Please give the data below again in full, exactly as it stands.

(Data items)
------------------------------------------------------------------------

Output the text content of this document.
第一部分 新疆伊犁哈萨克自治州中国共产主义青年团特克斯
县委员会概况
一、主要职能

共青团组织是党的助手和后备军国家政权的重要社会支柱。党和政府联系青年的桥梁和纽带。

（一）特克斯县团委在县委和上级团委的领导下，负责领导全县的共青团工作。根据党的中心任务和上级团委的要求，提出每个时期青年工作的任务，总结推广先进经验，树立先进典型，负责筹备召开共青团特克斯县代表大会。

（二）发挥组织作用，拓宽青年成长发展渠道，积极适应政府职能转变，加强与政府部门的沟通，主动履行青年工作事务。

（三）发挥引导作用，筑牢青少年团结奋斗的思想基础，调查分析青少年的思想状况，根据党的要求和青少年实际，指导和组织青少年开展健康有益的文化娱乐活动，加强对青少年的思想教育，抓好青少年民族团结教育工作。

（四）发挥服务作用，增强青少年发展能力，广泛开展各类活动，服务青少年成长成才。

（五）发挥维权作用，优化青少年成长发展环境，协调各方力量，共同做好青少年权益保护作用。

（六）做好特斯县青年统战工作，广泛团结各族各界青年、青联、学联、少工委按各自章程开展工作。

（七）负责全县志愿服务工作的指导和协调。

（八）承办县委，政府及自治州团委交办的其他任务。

------------------------------------------------------------------------

> [Correct answer]:
Output the text content of this document.
第一部分 新疆伊犁哈萨克自治州中国共产主义青年团特克斯
县委员会概况
一、主要职能

共青团组织是党的助手和后备军国家政权的重要社会支柱。党和政府联系青年的桥梁和纽带。

（一）特克斯县团委在县委和上级团委的领导下，负责领导全县的共青团工作。根据党的中心任务和上级团委的要求，提出每个时期青年工作的任务，总结推广先进经验，树立先进典型，负责筹备召开共青团特克斯县代表大会。

（二）发挥组织作用，拓宽青年成长发展渠道，积极适应政府职能转变，加强与政府部门的沟通，主动履行青年工作事务。

（三）发挥引导作用，筑牢青少年团结奋斗的思想基础，调查分析青少年的思想状况，根据党的要求和青少年实际，指导和组织青少年开展健康有益的文化娱乐活动，加强对青少年的思想教育，抓好青少年民族团结教育工作。

（四）发挥服务作用，增强青少年发展能力，广泛开展各类活动，服务青少年成长成才。

（五）发挥维权作用，优化青少年成长发展环境，协调各方力量，共同做好青少年权益保护作用。

（六）做好特斯县青年统战工作，广泛团结各族各界青年、青联、学联、少工委按各自章程开展工作。

（七）负责全县志愿服务工作的指导和协调。

（八）承办县委，政府及自治州团委交办的其他任务。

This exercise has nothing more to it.